[Data extracted from a collection]
· · ·

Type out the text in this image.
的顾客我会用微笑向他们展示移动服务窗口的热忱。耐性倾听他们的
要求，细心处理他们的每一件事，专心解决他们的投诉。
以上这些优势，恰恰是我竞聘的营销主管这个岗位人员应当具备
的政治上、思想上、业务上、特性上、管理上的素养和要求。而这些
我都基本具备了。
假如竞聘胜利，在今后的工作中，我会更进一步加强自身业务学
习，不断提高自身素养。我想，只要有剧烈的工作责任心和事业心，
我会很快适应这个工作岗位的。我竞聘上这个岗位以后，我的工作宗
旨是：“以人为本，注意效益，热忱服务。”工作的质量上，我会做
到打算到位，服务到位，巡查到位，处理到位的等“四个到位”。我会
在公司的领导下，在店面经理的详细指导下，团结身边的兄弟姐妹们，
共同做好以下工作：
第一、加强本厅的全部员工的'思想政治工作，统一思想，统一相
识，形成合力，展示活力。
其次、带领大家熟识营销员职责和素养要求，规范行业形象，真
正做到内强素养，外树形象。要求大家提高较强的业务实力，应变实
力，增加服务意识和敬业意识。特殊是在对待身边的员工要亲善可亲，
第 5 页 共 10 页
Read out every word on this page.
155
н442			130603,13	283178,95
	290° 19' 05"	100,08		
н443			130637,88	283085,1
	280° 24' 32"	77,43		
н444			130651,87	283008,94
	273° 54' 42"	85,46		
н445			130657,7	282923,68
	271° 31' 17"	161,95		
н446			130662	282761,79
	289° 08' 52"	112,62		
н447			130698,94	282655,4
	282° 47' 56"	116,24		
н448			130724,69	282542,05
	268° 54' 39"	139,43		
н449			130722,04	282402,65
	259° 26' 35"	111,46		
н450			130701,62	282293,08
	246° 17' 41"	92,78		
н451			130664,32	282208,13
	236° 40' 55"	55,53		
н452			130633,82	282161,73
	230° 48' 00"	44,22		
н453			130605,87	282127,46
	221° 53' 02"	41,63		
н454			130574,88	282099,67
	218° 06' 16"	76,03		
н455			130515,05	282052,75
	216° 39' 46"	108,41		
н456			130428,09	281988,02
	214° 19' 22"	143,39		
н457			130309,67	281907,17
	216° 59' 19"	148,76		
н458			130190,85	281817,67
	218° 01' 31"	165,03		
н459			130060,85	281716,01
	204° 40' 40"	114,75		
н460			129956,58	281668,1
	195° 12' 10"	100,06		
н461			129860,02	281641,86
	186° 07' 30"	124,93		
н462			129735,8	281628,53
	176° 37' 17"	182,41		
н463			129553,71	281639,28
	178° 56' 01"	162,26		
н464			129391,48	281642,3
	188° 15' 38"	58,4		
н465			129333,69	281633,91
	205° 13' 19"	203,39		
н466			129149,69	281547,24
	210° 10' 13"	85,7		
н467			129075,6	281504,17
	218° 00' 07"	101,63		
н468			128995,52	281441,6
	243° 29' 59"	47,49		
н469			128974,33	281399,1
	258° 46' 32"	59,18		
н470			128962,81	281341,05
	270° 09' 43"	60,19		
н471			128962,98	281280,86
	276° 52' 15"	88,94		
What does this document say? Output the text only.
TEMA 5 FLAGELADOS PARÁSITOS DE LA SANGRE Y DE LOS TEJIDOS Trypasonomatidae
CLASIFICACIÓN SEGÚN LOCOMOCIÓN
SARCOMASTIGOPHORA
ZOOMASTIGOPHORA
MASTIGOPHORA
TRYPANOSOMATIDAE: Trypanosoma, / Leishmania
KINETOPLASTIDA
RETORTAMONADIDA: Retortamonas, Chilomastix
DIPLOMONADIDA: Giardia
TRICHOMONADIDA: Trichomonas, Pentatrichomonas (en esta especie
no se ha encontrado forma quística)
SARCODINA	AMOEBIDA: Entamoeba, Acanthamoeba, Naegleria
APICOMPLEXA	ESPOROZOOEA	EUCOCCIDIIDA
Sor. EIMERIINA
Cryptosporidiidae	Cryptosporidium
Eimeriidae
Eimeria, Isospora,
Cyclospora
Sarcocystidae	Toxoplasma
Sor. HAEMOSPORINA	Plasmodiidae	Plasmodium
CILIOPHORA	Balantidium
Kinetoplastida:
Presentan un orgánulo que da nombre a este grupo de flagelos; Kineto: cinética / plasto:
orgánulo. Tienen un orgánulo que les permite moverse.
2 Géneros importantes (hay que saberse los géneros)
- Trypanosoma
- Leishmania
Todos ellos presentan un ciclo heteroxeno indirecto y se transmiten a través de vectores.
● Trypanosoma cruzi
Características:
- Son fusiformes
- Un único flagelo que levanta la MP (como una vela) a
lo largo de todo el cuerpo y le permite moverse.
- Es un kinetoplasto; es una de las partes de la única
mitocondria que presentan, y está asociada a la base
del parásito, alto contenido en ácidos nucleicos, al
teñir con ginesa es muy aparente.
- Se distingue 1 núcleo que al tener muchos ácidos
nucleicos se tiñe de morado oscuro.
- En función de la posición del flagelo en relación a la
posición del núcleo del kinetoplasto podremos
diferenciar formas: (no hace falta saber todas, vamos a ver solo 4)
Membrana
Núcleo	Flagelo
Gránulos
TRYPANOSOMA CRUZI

· · ·

What you need to do.
Search the data for "text" and list every line in which it occurs.

Answer to the problem.
Type out the text in this image.
What does this document say? Output the text only.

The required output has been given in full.